**TEXTE CHOISI:**
####################

L'Ukraine s'appuie sur des équipes mobiles armées de mitrailleuses pour contrer les drones à moindre coût et éviter ainsi le recours aux coûteux missiles de défense aérienne fournis par l'Occident. Elle a également développé des drones intercepteurs et s'efforce d'en augmenter la production, mais la multiplication des attaques russes met ses défenses à rude épreuve.
Malgré les sanctions internationales et la pression croissante sur son économie, les dépenses militaires de la Russie ont augmenté de 3,4 % cette année par rapport à 2024, selon l'Institut international de recherche sur la paix de Stockholm, qui les estime à environ 200 milliards de dollars. Si les pressions budgétaires pourraient s'accentuer, le niveau actuel des dépenses est gérable pour le Kremlin.
Plus de 1,5 million de drones de différents types ont été livrés à l'armée l'année dernière, a déclaré le président Vladimir Poutine.
Frontelligence Insight, une organisation de renseignement open source basée en Ukraine, a rapporté ce mois-ci que la Russie avait lancé plus de 28 000 drones Shahed et Geran depuis le début de l'invasion à grande échelle en 2022, dont 10 % du total ont été tirés le mois dernier seulement.
Bien que les missiles balistiques et de croisière soient plus rapides et plus puissants, ils coûtent des millions et ne sont disponibles qu'en quantités limitées. Un drone Geran ne coûte que quelques dizaines de milliers de dollars, soit une fraction du prix d'un missile balistique.
La portée des drones, d'environ 2 000 kilomètres (1 240 miles), leur permet de contourner certaines défenses, et une charge relativement importante de 40 kilogrammes (88 livres) d'explosifs en fait un instrument très efficace de ce que le Centre d'études stratégiques et internationales appelle « une logique d'usure cruelle ».
Le SCRS les a qualifiés de « munitions les plus rentables de l’arsenal de frappe de la puissance de feu russe ».

####################

Enregistrements issus d'un jeu de données:
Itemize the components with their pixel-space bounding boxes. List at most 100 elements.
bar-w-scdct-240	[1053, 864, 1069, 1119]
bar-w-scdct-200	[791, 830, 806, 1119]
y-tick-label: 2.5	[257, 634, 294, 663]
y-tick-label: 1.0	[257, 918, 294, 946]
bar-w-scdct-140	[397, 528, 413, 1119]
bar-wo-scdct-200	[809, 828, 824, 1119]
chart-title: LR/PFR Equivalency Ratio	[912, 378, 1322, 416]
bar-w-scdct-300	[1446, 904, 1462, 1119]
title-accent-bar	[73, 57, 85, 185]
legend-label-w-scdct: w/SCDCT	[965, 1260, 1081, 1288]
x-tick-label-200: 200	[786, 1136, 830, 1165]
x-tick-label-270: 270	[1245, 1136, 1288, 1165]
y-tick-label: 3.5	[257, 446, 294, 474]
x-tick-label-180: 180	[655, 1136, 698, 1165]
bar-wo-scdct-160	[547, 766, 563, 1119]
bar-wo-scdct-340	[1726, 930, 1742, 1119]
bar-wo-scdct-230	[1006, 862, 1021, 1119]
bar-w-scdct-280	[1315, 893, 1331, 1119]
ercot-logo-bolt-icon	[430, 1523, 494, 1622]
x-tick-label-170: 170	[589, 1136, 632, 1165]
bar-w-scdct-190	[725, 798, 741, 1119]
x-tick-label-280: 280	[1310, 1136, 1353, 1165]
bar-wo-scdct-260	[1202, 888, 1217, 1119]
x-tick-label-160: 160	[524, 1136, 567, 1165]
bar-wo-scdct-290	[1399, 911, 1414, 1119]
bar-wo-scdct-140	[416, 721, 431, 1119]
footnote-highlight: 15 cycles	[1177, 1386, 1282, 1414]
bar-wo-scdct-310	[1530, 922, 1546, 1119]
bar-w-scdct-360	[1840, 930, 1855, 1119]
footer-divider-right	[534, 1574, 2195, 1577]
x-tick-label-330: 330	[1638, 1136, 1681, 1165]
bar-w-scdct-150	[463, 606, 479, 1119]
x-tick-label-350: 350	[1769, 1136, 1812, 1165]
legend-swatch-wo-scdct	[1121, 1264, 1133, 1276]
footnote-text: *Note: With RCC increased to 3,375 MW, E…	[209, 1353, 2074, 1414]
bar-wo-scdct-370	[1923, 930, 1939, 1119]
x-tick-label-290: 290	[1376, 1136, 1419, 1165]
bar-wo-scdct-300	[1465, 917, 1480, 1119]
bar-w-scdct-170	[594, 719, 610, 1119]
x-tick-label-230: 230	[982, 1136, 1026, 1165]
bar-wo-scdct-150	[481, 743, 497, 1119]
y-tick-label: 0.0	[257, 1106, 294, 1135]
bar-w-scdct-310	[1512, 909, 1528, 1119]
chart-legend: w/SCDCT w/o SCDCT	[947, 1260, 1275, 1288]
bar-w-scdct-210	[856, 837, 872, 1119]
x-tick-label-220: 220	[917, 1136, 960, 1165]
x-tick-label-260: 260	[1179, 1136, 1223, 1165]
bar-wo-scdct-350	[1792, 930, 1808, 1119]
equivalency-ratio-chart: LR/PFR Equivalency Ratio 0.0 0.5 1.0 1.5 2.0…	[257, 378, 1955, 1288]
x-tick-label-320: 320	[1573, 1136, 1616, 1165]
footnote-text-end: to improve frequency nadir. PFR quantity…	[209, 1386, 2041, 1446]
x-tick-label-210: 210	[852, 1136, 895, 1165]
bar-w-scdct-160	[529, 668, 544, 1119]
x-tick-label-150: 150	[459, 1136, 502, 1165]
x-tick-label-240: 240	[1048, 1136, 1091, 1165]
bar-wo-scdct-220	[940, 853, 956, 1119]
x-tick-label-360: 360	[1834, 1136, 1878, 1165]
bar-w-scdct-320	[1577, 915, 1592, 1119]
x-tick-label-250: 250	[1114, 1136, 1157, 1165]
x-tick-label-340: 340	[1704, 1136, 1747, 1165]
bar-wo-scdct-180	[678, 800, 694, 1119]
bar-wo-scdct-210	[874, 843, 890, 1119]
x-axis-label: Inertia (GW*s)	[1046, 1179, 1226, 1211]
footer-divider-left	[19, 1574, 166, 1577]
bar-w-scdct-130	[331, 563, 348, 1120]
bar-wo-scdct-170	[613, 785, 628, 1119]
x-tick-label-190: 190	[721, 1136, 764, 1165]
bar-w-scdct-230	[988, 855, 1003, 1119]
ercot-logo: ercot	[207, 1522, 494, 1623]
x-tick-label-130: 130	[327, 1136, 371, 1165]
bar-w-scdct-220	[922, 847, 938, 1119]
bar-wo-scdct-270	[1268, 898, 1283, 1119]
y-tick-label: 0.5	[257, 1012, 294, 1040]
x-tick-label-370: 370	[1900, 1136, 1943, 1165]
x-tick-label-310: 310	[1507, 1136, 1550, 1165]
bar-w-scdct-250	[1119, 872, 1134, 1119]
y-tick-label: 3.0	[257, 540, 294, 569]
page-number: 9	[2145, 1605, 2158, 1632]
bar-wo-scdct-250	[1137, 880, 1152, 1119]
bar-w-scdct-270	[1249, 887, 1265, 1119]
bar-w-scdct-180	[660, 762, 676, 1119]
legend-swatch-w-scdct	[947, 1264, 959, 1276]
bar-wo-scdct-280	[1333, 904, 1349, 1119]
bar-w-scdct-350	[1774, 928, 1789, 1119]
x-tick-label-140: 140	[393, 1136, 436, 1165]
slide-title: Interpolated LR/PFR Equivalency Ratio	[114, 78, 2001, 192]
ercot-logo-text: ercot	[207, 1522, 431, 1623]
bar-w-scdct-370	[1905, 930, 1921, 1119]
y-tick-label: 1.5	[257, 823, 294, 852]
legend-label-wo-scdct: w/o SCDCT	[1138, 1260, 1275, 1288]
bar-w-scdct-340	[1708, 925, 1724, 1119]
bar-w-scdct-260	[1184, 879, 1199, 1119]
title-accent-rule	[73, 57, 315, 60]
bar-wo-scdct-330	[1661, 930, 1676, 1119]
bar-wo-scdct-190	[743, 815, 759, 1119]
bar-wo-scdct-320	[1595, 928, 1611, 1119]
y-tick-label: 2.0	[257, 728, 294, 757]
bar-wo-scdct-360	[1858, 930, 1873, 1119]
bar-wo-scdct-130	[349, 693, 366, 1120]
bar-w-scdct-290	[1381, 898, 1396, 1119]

####################

**ÉNONCÉ DE L'EXERCICE:** D'après le texte choisi, de quel pourcentage les dépenses militaires de la Russie ont-elles augmenté cette année par rapport à 2024 ? Les items n'ont aucun lien avec le texte.

**CORRIGÉ DE L'EXERCICE:** Elles ont augmenté de 3,4 %.